= Beginning of Section =
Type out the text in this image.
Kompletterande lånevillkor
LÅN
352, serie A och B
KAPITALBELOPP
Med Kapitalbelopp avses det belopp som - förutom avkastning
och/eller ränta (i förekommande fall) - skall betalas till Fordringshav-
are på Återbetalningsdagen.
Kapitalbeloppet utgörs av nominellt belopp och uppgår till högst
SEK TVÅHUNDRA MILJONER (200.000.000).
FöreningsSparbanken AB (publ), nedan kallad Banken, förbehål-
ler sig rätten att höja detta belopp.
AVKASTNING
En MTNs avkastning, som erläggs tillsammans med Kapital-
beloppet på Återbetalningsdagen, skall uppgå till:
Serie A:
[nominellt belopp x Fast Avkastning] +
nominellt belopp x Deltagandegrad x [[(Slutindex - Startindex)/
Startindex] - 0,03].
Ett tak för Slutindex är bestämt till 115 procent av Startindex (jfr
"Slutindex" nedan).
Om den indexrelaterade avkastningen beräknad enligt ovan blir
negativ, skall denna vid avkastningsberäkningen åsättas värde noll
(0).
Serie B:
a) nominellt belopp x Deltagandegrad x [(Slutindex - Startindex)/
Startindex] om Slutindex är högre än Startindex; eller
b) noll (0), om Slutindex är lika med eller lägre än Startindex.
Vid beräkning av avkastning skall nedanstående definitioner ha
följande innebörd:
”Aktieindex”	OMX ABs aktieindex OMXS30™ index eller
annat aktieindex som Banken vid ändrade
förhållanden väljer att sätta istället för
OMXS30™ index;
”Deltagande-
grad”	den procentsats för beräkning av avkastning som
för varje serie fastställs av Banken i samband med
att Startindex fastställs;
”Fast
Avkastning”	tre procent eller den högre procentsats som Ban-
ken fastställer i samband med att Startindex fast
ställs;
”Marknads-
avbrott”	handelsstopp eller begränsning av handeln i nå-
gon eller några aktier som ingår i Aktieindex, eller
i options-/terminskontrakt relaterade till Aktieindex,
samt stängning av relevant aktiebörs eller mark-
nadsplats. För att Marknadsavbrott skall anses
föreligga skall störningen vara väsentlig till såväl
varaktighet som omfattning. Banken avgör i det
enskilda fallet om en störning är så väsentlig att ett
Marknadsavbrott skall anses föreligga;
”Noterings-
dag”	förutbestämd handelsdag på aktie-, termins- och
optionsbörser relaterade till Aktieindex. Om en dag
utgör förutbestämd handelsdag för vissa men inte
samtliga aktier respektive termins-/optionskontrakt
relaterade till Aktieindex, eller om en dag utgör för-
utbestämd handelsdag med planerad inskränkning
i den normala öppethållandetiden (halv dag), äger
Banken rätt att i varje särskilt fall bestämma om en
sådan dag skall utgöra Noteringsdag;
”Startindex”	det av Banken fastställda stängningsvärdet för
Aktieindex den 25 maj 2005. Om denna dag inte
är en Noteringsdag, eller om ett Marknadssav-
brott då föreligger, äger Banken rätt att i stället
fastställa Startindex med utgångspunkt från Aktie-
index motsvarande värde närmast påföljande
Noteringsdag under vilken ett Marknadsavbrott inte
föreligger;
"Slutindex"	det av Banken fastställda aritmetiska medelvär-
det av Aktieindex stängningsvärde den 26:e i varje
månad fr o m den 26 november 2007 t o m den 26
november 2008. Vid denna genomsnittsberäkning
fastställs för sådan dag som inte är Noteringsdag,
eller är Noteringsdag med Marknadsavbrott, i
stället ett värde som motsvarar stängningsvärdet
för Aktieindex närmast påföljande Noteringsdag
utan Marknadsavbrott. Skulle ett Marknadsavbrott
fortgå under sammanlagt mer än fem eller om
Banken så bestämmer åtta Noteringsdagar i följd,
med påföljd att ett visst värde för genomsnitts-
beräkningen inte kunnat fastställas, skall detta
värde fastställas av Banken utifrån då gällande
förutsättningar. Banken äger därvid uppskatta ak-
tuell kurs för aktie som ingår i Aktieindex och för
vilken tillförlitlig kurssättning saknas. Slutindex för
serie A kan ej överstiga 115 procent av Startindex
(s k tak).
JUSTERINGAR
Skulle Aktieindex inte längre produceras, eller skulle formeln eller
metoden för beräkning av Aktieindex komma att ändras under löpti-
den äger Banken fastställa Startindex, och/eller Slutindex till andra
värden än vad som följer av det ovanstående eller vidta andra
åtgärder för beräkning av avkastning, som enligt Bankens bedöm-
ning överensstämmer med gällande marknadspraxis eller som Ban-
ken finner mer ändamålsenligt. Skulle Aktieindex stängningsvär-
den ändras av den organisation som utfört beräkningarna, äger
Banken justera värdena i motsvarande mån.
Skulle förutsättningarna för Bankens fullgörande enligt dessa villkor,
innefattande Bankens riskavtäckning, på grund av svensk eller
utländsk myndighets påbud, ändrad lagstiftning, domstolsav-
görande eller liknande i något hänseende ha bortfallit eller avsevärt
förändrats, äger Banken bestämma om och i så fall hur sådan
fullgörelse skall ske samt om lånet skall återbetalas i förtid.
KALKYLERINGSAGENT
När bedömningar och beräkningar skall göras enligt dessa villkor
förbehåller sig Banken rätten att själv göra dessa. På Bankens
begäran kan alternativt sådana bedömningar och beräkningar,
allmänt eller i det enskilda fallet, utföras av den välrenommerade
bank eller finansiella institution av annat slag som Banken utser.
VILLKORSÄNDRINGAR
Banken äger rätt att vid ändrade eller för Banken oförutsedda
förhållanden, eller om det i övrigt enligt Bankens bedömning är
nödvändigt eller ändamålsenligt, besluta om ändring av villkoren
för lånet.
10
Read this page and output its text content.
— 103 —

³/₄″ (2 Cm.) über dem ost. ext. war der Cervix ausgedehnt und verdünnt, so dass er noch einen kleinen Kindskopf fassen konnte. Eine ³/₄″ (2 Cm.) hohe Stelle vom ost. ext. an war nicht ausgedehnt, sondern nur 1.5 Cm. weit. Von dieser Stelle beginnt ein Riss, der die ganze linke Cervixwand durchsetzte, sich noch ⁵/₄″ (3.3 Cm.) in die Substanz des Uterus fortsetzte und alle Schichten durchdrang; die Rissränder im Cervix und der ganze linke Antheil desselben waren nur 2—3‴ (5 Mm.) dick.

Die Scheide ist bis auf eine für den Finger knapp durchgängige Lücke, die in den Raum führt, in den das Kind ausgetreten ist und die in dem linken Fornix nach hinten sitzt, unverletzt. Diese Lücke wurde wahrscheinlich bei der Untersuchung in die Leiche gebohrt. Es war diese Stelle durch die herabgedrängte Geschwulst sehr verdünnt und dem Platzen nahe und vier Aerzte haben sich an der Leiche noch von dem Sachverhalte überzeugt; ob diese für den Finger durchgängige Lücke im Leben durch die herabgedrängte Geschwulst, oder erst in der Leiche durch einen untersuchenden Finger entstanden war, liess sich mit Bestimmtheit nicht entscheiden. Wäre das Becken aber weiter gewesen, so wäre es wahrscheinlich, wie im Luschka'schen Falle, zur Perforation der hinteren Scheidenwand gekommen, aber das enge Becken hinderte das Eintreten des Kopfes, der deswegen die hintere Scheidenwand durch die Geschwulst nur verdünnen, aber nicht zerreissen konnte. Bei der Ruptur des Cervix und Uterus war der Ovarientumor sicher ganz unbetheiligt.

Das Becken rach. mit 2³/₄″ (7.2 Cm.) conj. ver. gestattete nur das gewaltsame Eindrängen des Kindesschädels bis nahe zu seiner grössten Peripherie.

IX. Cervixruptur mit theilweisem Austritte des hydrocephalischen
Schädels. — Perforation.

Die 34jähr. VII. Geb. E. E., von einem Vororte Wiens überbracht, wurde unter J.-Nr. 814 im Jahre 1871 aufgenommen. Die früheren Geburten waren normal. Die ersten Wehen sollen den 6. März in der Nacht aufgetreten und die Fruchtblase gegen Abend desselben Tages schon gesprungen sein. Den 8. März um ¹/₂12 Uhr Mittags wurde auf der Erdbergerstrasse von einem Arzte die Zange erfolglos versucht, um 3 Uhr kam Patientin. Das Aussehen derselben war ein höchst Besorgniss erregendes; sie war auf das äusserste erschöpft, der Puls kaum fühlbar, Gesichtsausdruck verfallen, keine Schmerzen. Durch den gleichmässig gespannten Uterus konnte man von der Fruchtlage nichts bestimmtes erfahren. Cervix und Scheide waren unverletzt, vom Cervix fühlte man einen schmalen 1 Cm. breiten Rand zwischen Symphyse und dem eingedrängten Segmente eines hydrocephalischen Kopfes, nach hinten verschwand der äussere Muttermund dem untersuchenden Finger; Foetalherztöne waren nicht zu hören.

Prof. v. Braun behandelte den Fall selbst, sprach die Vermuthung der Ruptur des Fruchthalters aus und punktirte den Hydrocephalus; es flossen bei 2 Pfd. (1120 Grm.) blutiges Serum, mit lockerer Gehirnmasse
= End of Section =
**About this task**
If a line in the records includes the string "dessa", copy it.

**Task response**
Skulle förutsättningarna för Bankens fullgörande enligt dessa villkor,
När bedömningar och beräkningar skall göras enligt dessa villkor
förbehåller sig Banken rätten att själv göra dessa. På Bankens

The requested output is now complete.